## start STORED ROWS

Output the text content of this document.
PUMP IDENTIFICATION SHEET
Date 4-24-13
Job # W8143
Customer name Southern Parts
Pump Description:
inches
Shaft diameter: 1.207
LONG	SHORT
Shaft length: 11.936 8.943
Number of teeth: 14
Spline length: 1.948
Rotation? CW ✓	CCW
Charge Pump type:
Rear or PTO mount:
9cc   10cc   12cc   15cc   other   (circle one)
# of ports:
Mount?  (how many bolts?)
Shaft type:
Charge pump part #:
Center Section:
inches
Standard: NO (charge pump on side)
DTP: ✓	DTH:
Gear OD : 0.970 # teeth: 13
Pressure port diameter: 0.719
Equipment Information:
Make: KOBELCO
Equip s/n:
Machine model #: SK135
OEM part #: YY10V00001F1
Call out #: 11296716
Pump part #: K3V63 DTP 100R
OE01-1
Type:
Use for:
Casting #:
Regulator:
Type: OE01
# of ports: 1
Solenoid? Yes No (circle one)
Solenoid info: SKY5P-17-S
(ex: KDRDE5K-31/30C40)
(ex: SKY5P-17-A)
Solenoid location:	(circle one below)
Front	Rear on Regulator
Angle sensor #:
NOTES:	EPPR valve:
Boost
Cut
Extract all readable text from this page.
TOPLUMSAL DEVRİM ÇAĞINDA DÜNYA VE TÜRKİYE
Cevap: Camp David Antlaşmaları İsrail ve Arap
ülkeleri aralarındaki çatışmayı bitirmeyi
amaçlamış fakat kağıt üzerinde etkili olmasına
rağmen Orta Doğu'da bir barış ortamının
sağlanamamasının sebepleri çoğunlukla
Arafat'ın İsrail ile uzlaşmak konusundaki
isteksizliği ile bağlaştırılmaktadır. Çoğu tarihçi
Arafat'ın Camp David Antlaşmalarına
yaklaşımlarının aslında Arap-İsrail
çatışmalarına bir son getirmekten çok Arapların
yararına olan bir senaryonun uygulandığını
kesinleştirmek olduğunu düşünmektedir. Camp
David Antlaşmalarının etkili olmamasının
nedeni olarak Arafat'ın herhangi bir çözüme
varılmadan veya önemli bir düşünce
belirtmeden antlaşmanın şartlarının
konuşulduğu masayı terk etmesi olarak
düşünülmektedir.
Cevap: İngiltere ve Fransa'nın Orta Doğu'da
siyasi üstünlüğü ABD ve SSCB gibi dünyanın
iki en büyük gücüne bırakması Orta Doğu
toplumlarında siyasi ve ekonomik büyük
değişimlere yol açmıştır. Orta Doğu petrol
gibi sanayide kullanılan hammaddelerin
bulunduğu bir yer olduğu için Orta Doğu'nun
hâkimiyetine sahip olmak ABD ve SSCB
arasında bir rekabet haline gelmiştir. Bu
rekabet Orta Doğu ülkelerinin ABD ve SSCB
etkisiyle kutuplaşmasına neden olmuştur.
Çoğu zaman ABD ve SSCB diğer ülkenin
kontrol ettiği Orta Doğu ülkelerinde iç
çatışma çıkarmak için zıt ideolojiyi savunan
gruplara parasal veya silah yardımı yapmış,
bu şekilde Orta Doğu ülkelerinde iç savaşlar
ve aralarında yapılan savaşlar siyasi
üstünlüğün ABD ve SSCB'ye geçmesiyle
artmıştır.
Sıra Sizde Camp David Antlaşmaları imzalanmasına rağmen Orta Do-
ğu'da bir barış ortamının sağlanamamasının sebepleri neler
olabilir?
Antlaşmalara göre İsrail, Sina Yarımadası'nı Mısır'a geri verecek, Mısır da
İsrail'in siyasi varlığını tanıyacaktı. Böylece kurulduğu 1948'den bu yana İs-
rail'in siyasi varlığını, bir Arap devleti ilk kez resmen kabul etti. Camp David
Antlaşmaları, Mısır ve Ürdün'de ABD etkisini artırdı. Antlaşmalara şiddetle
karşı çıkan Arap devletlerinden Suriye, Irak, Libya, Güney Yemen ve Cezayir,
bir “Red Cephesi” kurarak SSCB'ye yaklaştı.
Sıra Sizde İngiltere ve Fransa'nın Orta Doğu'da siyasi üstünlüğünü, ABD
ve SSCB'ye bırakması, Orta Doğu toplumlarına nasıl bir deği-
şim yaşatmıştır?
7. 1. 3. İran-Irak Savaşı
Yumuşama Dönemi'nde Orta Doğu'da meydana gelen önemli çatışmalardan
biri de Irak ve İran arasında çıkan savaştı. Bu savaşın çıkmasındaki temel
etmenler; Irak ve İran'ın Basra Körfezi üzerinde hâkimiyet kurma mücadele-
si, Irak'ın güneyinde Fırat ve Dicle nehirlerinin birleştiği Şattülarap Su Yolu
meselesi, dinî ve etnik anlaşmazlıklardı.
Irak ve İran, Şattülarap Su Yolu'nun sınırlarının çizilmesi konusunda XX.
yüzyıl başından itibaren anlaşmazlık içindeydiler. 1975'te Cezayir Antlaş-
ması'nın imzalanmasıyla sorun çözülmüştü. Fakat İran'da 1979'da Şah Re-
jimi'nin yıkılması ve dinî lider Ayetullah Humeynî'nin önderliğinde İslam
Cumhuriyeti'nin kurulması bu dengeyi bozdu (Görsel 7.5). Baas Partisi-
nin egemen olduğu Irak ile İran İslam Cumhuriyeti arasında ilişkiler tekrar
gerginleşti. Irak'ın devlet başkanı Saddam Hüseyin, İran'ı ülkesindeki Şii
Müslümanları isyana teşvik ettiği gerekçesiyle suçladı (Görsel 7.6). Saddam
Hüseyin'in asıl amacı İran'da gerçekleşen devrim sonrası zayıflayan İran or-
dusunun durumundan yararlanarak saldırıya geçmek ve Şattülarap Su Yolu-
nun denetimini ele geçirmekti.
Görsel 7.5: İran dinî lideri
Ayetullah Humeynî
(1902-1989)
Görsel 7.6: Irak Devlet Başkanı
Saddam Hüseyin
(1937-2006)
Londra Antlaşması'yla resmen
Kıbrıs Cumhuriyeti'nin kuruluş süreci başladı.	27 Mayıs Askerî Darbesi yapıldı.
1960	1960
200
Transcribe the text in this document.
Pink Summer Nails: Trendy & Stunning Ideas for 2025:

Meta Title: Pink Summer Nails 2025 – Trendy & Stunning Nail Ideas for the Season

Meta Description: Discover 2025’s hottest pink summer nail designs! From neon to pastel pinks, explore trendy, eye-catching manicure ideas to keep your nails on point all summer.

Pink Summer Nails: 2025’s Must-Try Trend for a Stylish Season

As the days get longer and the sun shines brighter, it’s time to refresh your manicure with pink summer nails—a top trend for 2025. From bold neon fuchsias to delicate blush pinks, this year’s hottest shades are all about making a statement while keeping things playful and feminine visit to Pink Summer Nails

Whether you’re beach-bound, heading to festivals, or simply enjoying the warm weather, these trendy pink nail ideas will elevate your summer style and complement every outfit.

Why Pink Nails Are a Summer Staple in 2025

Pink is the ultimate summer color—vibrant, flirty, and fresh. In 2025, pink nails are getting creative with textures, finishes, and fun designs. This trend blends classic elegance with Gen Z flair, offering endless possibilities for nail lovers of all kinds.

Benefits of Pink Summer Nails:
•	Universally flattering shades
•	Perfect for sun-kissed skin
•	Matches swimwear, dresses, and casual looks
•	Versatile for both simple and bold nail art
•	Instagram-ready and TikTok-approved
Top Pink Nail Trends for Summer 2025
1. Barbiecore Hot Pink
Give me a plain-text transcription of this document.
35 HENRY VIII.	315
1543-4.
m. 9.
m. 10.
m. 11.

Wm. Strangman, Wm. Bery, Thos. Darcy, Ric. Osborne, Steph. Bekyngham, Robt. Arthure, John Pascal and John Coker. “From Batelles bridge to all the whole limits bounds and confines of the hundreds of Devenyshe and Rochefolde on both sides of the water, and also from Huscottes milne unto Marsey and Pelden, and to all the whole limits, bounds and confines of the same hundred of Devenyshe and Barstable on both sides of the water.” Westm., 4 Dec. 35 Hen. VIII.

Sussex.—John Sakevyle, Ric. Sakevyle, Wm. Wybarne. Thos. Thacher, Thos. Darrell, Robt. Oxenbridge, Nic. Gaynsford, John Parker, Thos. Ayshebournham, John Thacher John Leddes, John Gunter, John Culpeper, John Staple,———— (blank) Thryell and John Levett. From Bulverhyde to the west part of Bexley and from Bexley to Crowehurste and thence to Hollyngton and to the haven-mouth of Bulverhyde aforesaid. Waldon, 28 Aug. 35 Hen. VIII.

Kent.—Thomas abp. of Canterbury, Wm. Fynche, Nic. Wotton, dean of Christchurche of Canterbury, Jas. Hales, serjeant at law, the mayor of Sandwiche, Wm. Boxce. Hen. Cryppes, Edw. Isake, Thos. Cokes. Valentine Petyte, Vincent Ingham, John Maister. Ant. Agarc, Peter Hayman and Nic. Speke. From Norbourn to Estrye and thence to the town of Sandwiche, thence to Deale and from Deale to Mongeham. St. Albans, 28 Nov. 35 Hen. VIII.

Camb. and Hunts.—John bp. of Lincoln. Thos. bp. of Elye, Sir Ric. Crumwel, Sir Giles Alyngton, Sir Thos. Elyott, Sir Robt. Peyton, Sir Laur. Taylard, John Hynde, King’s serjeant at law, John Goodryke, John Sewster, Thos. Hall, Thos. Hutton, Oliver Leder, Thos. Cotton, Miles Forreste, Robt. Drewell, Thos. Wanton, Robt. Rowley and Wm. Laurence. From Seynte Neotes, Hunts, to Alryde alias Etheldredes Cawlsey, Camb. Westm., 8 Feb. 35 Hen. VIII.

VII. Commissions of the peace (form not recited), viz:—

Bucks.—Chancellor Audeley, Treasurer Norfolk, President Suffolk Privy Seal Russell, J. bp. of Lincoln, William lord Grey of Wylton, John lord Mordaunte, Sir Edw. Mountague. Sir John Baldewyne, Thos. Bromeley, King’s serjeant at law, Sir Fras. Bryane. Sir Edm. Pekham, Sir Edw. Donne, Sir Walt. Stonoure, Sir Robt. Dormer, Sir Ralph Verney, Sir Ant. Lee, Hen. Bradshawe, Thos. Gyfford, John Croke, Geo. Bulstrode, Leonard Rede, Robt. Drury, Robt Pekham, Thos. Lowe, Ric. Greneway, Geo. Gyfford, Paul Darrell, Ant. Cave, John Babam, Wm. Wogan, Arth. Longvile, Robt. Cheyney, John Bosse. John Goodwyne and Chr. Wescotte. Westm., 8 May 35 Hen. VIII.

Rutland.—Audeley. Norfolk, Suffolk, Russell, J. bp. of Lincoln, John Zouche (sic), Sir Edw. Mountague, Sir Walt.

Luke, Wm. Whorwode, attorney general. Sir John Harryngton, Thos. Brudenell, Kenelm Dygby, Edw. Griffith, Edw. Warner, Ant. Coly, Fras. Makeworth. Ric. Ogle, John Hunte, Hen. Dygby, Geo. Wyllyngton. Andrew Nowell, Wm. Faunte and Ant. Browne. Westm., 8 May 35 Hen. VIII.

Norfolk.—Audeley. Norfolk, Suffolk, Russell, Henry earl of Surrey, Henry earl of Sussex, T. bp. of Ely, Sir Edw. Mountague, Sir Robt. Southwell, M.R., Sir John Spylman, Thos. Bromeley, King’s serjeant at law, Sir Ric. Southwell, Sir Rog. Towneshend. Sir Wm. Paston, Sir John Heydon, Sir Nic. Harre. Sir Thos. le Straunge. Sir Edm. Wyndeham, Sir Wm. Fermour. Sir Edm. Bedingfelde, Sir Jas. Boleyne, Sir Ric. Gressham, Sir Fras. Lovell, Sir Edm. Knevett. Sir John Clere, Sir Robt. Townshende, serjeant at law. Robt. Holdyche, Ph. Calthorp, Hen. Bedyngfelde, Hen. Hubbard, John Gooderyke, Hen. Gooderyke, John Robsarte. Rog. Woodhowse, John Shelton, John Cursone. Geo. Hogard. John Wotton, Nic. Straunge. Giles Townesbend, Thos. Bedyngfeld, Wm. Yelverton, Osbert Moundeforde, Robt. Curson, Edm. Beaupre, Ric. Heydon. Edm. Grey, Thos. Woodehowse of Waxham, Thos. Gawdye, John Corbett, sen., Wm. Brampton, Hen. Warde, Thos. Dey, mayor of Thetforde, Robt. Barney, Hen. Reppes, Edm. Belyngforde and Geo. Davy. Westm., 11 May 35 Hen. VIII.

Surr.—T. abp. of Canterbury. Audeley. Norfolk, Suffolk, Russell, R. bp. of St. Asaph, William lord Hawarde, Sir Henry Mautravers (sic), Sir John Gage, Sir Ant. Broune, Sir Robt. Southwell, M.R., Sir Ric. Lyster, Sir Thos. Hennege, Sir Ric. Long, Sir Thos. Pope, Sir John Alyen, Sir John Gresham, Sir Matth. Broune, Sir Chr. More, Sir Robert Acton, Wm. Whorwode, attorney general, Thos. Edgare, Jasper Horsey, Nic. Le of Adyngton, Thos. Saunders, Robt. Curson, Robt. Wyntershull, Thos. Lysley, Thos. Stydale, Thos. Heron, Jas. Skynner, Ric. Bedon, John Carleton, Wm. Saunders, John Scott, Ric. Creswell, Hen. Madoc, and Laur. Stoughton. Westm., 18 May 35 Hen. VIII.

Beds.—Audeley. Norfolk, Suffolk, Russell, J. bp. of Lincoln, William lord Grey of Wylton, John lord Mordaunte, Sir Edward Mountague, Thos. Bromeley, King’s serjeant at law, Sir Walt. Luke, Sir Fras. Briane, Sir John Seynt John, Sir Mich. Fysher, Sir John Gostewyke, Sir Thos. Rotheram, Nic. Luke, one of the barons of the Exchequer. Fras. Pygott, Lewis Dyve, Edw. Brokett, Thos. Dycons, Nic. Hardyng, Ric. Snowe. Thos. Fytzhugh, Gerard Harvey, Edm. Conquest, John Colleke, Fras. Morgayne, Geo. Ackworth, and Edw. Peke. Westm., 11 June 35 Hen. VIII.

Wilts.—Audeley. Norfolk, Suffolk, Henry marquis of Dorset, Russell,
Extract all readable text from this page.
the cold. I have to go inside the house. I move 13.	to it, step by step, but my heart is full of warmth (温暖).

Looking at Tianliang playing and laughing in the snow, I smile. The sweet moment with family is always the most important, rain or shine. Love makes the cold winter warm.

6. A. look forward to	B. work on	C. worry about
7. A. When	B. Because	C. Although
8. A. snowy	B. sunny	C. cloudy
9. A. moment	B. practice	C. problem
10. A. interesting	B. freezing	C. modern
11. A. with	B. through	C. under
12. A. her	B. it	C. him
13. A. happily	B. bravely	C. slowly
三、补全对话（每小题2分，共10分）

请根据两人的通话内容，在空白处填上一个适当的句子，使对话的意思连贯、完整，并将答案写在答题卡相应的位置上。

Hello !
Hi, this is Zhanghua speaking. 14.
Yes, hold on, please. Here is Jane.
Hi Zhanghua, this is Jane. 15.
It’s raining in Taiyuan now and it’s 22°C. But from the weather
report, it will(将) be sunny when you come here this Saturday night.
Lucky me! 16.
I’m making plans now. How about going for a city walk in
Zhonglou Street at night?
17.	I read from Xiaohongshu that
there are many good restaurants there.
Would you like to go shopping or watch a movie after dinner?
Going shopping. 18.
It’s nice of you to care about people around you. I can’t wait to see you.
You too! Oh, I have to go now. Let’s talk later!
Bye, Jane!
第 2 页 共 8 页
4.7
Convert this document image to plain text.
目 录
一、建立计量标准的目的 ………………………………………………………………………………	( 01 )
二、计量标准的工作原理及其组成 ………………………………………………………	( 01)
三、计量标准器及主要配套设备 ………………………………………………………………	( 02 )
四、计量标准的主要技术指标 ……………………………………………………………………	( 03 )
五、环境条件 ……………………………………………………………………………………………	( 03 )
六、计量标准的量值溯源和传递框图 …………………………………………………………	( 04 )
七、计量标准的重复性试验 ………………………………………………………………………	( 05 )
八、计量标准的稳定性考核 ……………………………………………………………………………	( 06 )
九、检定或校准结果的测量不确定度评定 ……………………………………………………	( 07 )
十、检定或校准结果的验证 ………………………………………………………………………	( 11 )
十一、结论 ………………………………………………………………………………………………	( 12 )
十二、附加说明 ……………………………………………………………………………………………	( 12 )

## end STORED ROWS

WHAT IS ASKED = Keep only the lines from the one containing "Convert this document image to plain text." to the end of the entries, and repeat them exactly.

RIGHT ANSWER =
Convert this document image to plain text.
目 录
一、建立计量标准的目的 ………………………………………………………………………………	( 01 )
二、计量标准的工作原理及其组成 ………………………………………………………	( 01)
三、计量标准器及主要配套设备 ………………………………………………………………	( 02 )
四、计量标准的主要技术指标 ……………………………………………………………………	( 03 )
五、环境条件 ……………………………………………………………………………………………	( 03 )
六、计量标准的量值溯源和传递框图 …………………………………………………………	( 04 )
七、计量标准的重复性试验 ………………………………………………………………………	( 05 )
八、计量标准的稳定性考核 ……………………………………………………………………………	( 06 )
九、检定或校准结果的测量不确定度评定 ……………………………………………………	( 07 )
十、检定或校准结果的验证 ………………………………………………………………………	( 11 )
十一、结论 ………………………………………………………………………………………………	( 12 )
十二、附加说明 ……………………………………………………………………………………………	( 12 )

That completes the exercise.